What you should do ::
Only the number is wanted: how many lines of the data contain "JSON"?

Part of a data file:
BEGIN

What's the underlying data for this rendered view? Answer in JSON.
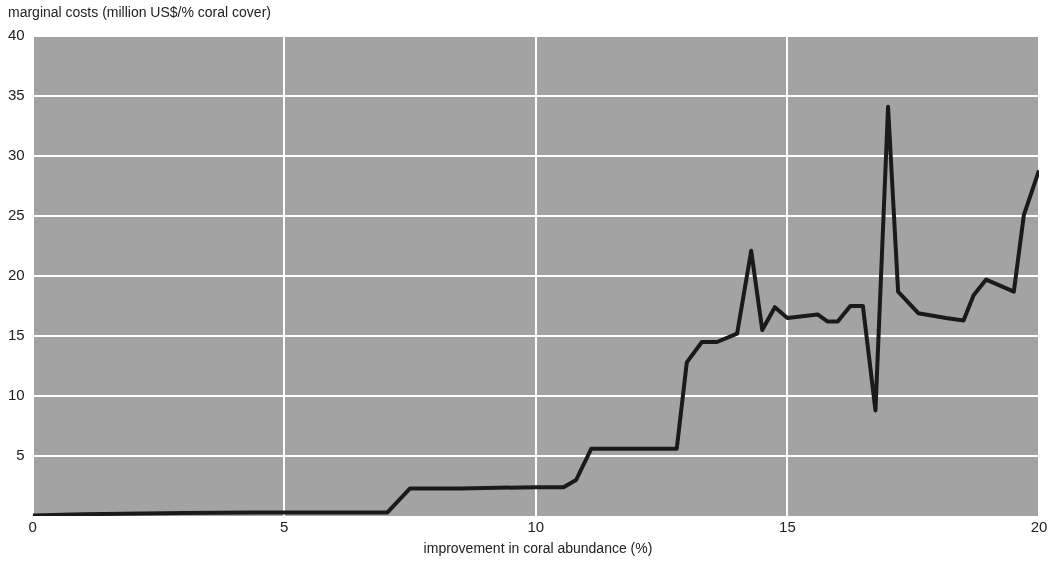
{
  "chart_data": {
    "type": "line",
    "ylabel": "marginal costs (million US$/% coral cover)",
    "xlabel": "improvement in coral abundance (%)",
    "x": [
      0,
      1,
      3,
      5,
      7.05,
      7.5,
      8.5,
      10,
      10.55,
      10.8,
      11.1,
      12.8,
      13.0,
      13.3,
      13.6,
      14.0,
      14.28,
      14.5,
      14.75,
      15.0,
      15.6,
      15.8,
      16.0,
      16.25,
      16.5,
      16.75,
      17.0,
      17.2,
      17.6,
      18.15,
      18.5,
      18.7,
      18.95,
      19.5,
      19.7,
      20
    ],
    "series": [
      {
        "color": "#1a1a1a",
        "values": [
          0.05,
          0.15,
          0.25,
          0.3,
          0.3,
          2.3,
          2.3,
          2.4,
          2.4,
          3.0,
          5.6,
          5.6,
          12.8,
          14.5,
          14.5,
          15.2,
          22.1,
          15.5,
          17.4,
          16.5,
          16.8,
          16.2,
          16.2,
          17.5,
          17.5,
          8.8,
          34.1,
          18.7,
          16.9,
          16.5,
          16.3,
          18.4,
          19.7,
          18.7,
          25.1,
          28.8
        ]
      }
    ],
    "xlim": [
      0,
      20
    ],
    "xticks": [
      0,
      5,
      10,
      15,
      20
    ],
    "ylim": [
      0,
      40
    ],
    "yticks": [
      5,
      10,
      15,
      20,
      25,
      30,
      35,
      40
    ],
    "grid": true,
    "legend": false,
    "marker": "none",
    "line_style": "solid"
  }
}
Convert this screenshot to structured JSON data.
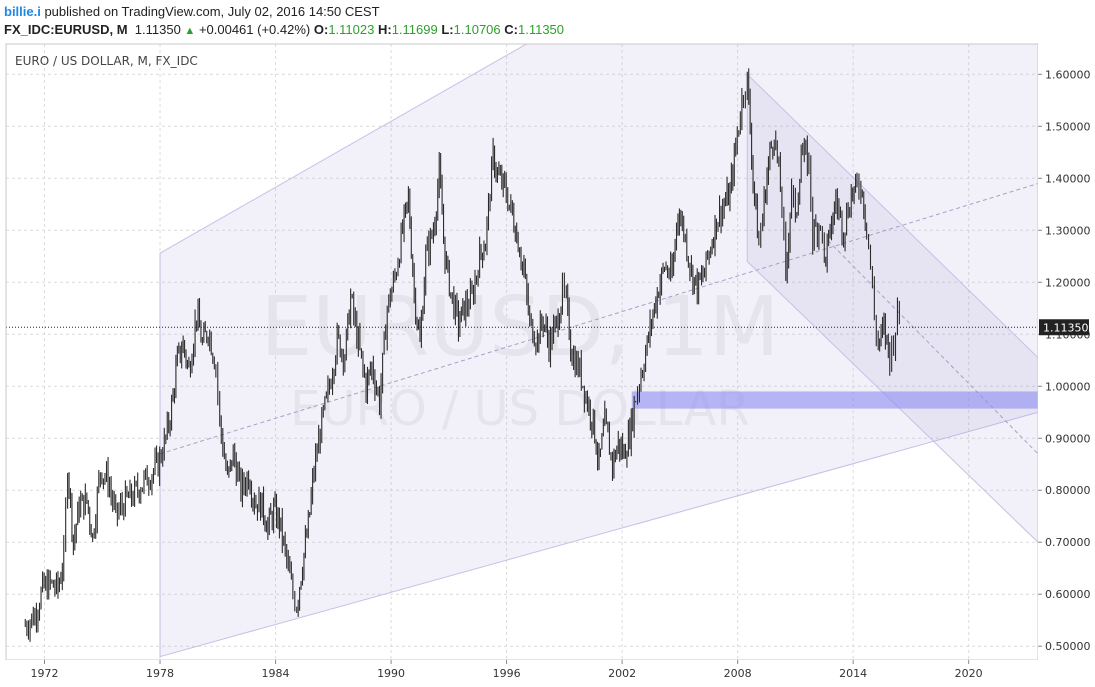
{
  "header": {
    "author": "billie.i",
    "published_text": " published on TradingView.com, July 02, 2016 14:50 CEST",
    "symbol": "FX_IDC:EURUSD",
    "interval": ", M",
    "last": "1.11350",
    "change": "+0.00461 (+0.42%)",
    "o_label": "O:",
    "o": "1.11023",
    "h_label": "H:",
    "h": "1.11699",
    "l_label": "L:",
    "l": "1.10706",
    "c_label": "C:",
    "c": "1.11350"
  },
  "watermark": {
    "line1": "EURUSD, 1M",
    "line2": "EURO / US DOLLAR"
  },
  "chart_data": {
    "type": "line",
    "title": "EURO / US DOLLAR, M, FX_IDC",
    "xlabel": "",
    "ylabel": "",
    "xlim": [
      1970.0,
      2023.6
    ],
    "ylim": [
      0.4735,
      1.6583
    ],
    "x_ticks": [
      "1972",
      "1978",
      "1984",
      "1990",
      "1996",
      "2002",
      "2008",
      "2014",
      "2020"
    ],
    "y_ticks": [
      "1.60000",
      "1.50000",
      "1.40000",
      "1.30000",
      "1.20000",
      "1.10000",
      "1.00000",
      "0.90000",
      "0.80000",
      "0.70000",
      "0.60000",
      "0.50000"
    ],
    "last_price": 1.1135,
    "last_price_label": "1.11350",
    "grid": true,
    "series": [
      {
        "values": [
          [
            1971.0,
            0.54
          ],
          [
            1971.5,
            0.56
          ],
          [
            1971.9,
            0.61
          ],
          [
            1972.3,
            0.62
          ],
          [
            1972.7,
            0.61
          ],
          [
            1973.0,
            0.67
          ],
          [
            1973.2,
            0.85
          ],
          [
            1973.5,
            0.7
          ],
          [
            1973.8,
            0.77
          ],
          [
            1974.2,
            0.78
          ],
          [
            1974.5,
            0.71
          ],
          [
            1974.9,
            0.84
          ],
          [
            1975.3,
            0.82
          ],
          [
            1975.7,
            0.75
          ],
          [
            1976.2,
            0.78
          ],
          [
            1976.6,
            0.79
          ],
          [
            1977.0,
            0.81
          ],
          [
            1977.5,
            0.83
          ],
          [
            1977.9,
            0.85
          ],
          [
            1978.3,
            0.9
          ],
          [
            1978.6,
            0.96
          ],
          [
            1978.9,
            1.05
          ],
          [
            1979.2,
            1.08
          ],
          [
            1979.5,
            1.03
          ],
          [
            1979.9,
            1.14
          ],
          [
            1980.2,
            1.08
          ],
          [
            1980.5,
            1.11
          ],
          [
            1980.9,
            1.04
          ],
          [
            1981.1,
            0.93
          ],
          [
            1981.5,
            0.82
          ],
          [
            1981.8,
            0.87
          ],
          [
            1982.2,
            0.8
          ],
          [
            1982.6,
            0.83
          ],
          [
            1982.9,
            0.78
          ],
          [
            1983.3,
            0.77
          ],
          [
            1983.6,
            0.73
          ],
          [
            1983.9,
            0.76
          ],
          [
            1984.2,
            0.74
          ],
          [
            1984.5,
            0.68
          ],
          [
            1984.9,
            0.6
          ],
          [
            1985.1,
            0.58
          ],
          [
            1985.4,
            0.66
          ],
          [
            1985.7,
            0.73
          ],
          [
            1986.0,
            0.84
          ],
          [
            1986.4,
            0.93
          ],
          [
            1986.8,
            1.0
          ],
          [
            1987.2,
            1.09
          ],
          [
            1987.6,
            1.06
          ],
          [
            1987.9,
            1.17
          ],
          [
            1988.3,
            1.08
          ],
          [
            1988.7,
            1.0
          ],
          [
            1989.0,
            1.04
          ],
          [
            1989.4,
            0.97
          ],
          [
            1989.8,
            1.15
          ],
          [
            1990.2,
            1.21
          ],
          [
            1990.6,
            1.3
          ],
          [
            1990.9,
            1.36
          ],
          [
            1991.2,
            1.18
          ],
          [
            1991.5,
            1.08
          ],
          [
            1991.8,
            1.25
          ],
          [
            1992.2,
            1.3
          ],
          [
            1992.5,
            1.41
          ],
          [
            1992.8,
            1.25
          ],
          [
            1993.1,
            1.18
          ],
          [
            1993.5,
            1.12
          ],
          [
            1993.8,
            1.15
          ],
          [
            1994.2,
            1.17
          ],
          [
            1994.6,
            1.25
          ],
          [
            1994.9,
            1.28
          ],
          [
            1995.3,
            1.44
          ],
          [
            1995.6,
            1.4
          ],
          [
            1995.9,
            1.38
          ],
          [
            1996.3,
            1.33
          ],
          [
            1996.6,
            1.28
          ],
          [
            1996.9,
            1.22
          ],
          [
            1997.2,
            1.12
          ],
          [
            1997.6,
            1.09
          ],
          [
            1997.9,
            1.13
          ],
          [
            1998.2,
            1.08
          ],
          [
            1998.6,
            1.12
          ],
          [
            1998.9,
            1.18
          ],
          [
            1999.1,
            1.16
          ],
          [
            1999.4,
            1.06
          ],
          [
            1999.8,
            1.03
          ],
          [
            2000.2,
            0.97
          ],
          [
            2000.5,
            0.93
          ],
          [
            2000.8,
            0.85
          ],
          [
            2001.1,
            0.93
          ],
          [
            2001.5,
            0.85
          ],
          [
            2001.8,
            0.89
          ],
          [
            2002.1,
            0.87
          ],
          [
            2002.4,
            0.91
          ],
          [
            2002.7,
            0.98
          ],
          [
            2002.9,
            1.01
          ],
          [
            2003.3,
            1.08
          ],
          [
            2003.6,
            1.14
          ],
          [
            2003.9,
            1.19
          ],
          [
            2004.2,
            1.23
          ],
          [
            2004.6,
            1.21
          ],
          [
            2004.9,
            1.34
          ],
          [
            2005.2,
            1.3
          ],
          [
            2005.6,
            1.22
          ],
          [
            2005.9,
            1.19
          ],
          [
            2006.2,
            1.21
          ],
          [
            2006.6,
            1.27
          ],
          [
            2006.9,
            1.32
          ],
          [
            2007.3,
            1.35
          ],
          [
            2007.6,
            1.37
          ],
          [
            2007.9,
            1.46
          ],
          [
            2008.3,
            1.57
          ],
          [
            2008.5,
            1.59
          ],
          [
            2008.8,
            1.4
          ],
          [
            2009.1,
            1.27
          ],
          [
            2009.3,
            1.33
          ],
          [
            2009.6,
            1.43
          ],
          [
            2009.9,
            1.49
          ],
          [
            2010.3,
            1.35
          ],
          [
            2010.5,
            1.2
          ],
          [
            2010.8,
            1.39
          ],
          [
            2011.0,
            1.31
          ],
          [
            2011.3,
            1.45
          ],
          [
            2011.7,
            1.43
          ],
          [
            2011.9,
            1.29
          ],
          [
            2012.3,
            1.32
          ],
          [
            2012.5,
            1.24
          ],
          [
            2012.8,
            1.29
          ],
          [
            2013.1,
            1.36
          ],
          [
            2013.5,
            1.3
          ],
          [
            2013.9,
            1.37
          ],
          [
            2014.2,
            1.38
          ],
          [
            2014.4,
            1.39
          ],
          [
            2014.7,
            1.31
          ],
          [
            2014.9,
            1.23
          ],
          [
            2015.1,
            1.13
          ],
          [
            2015.3,
            1.08
          ],
          [
            2015.6,
            1.11
          ],
          [
            2015.9,
            1.06
          ],
          [
            2016.1,
            1.09
          ],
          [
            2016.3,
            1.14
          ],
          [
            2016.5,
            1.11
          ]
        ]
      }
    ],
    "drawings": {
      "channel": "ascending parallel channel from 1978 with dashed midline",
      "descending_channel": "descending channel from the 2008 high",
      "support_zone": [
        0.957,
        0.99
      ]
    }
  }
}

END

Solution below ::
2